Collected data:
========================================
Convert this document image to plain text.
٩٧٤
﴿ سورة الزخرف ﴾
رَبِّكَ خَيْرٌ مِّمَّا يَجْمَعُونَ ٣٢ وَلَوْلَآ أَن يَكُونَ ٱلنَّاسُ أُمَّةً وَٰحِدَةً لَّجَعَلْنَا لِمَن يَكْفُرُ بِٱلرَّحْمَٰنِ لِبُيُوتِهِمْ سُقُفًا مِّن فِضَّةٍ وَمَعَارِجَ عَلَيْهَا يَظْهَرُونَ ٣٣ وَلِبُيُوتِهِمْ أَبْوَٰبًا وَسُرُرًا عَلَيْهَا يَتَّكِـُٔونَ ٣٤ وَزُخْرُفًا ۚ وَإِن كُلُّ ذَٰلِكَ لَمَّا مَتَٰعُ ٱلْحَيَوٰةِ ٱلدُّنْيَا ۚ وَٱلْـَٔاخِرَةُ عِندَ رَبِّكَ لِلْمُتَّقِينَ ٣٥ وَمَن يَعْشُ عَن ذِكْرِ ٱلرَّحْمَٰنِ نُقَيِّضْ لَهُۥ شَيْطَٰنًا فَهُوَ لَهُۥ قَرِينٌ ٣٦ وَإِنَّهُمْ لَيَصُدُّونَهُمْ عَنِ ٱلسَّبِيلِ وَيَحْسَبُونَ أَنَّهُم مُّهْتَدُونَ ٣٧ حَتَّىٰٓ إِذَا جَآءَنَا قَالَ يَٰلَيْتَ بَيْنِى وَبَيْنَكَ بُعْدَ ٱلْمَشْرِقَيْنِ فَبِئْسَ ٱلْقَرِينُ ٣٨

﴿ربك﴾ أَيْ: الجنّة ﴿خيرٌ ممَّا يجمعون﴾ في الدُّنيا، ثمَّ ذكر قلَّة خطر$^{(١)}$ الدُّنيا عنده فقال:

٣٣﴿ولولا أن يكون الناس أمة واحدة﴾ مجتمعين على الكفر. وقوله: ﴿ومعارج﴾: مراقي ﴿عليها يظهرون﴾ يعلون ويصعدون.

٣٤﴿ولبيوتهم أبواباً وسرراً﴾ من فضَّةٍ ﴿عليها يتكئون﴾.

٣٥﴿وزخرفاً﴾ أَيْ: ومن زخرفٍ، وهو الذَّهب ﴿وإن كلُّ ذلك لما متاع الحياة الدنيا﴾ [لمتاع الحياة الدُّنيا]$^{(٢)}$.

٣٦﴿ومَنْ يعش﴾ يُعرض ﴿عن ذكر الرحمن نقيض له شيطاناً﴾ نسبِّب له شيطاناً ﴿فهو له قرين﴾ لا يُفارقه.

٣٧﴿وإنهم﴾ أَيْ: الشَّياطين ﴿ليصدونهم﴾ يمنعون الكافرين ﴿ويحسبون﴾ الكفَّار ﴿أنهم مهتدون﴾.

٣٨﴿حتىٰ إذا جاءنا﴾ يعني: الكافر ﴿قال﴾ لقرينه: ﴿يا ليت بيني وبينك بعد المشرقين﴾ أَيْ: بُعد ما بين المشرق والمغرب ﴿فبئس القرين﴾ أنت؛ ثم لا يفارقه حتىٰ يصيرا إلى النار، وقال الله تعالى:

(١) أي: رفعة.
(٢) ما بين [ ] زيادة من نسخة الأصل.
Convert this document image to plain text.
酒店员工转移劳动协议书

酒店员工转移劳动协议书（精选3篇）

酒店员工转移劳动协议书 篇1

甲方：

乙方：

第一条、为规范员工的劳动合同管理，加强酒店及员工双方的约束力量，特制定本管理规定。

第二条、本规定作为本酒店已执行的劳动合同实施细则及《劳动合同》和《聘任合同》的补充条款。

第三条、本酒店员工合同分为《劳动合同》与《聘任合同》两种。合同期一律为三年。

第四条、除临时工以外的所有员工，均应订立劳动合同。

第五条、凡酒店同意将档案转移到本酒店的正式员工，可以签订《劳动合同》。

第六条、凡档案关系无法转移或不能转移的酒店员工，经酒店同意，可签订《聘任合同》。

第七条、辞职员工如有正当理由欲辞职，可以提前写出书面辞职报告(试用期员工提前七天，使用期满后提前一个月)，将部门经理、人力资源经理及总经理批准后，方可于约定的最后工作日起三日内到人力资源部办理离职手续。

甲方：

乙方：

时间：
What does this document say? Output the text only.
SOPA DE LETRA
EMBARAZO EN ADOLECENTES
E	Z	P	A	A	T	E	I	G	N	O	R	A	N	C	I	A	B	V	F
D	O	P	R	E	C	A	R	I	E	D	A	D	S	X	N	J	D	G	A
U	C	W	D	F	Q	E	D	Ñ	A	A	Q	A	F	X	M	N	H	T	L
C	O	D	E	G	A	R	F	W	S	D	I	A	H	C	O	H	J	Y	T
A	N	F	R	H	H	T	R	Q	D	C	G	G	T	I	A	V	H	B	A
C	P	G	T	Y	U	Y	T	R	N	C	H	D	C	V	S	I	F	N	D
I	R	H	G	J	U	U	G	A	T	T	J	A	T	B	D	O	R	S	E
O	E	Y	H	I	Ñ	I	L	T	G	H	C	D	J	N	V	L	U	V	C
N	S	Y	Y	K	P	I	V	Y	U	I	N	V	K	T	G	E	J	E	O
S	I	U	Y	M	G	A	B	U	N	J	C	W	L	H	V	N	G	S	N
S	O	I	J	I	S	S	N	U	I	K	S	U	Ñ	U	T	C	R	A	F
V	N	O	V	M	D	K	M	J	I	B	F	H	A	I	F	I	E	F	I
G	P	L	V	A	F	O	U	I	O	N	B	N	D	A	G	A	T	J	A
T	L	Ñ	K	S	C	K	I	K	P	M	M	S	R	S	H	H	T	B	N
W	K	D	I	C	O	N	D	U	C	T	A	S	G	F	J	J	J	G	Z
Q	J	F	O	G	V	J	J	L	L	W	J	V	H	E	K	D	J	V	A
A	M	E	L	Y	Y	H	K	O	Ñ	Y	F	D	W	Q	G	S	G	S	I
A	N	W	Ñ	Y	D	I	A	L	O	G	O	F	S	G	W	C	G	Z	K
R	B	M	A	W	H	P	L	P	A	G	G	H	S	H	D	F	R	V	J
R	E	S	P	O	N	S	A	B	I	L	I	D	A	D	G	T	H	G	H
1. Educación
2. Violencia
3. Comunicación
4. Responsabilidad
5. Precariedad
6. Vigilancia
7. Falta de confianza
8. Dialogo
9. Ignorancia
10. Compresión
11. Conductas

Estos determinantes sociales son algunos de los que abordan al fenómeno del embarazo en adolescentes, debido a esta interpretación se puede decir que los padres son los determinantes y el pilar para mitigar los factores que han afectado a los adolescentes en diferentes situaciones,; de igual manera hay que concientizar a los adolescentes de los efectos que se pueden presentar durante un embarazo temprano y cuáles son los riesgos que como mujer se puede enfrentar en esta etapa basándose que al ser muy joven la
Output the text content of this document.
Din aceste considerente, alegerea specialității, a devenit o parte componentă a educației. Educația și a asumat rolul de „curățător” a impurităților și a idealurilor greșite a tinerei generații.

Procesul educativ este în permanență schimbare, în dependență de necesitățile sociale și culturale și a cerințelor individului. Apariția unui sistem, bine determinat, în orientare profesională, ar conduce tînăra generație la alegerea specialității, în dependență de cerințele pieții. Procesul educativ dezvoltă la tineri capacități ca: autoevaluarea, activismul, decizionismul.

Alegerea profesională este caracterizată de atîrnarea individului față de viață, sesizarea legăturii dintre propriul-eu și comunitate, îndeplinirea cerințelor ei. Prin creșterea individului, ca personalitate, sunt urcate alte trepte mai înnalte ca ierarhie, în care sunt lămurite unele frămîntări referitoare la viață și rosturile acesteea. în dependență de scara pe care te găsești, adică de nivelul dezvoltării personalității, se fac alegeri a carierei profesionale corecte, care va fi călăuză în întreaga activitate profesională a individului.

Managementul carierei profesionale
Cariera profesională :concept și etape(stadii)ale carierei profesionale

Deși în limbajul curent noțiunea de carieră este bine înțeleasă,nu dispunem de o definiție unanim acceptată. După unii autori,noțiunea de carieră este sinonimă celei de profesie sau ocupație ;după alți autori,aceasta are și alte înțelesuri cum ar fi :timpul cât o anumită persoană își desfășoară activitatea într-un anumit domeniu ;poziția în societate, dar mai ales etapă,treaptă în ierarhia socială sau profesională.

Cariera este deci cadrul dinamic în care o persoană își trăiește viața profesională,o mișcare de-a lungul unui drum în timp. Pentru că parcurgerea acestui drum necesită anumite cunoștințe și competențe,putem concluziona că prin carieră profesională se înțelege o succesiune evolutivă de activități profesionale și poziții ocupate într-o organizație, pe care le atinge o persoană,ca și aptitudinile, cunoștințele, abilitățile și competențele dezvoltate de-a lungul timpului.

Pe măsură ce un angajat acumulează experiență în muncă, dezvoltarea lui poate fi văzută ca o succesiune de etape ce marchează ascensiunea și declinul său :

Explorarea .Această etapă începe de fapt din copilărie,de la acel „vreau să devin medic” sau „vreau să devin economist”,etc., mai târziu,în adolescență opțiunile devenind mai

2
========================================
## EXERCISE DESCRIPTION:
Gather every line from the listing above in which "聘任合同" appears, and copy those lines.

## ANSWER TO THIS PROBLEM:
第二条、本规定作为本酒店已执行的劳动合同实施细则及《劳动合同》和《聘任合同》的补充条款。
第三条、本酒店员工合同分为《劳动合同》与《聘任合同》两种。合同期一律为三年。
第六条、凡档案关系无法转移或不能转移的酒店员工，经酒店同意，可签订《聘任合同》。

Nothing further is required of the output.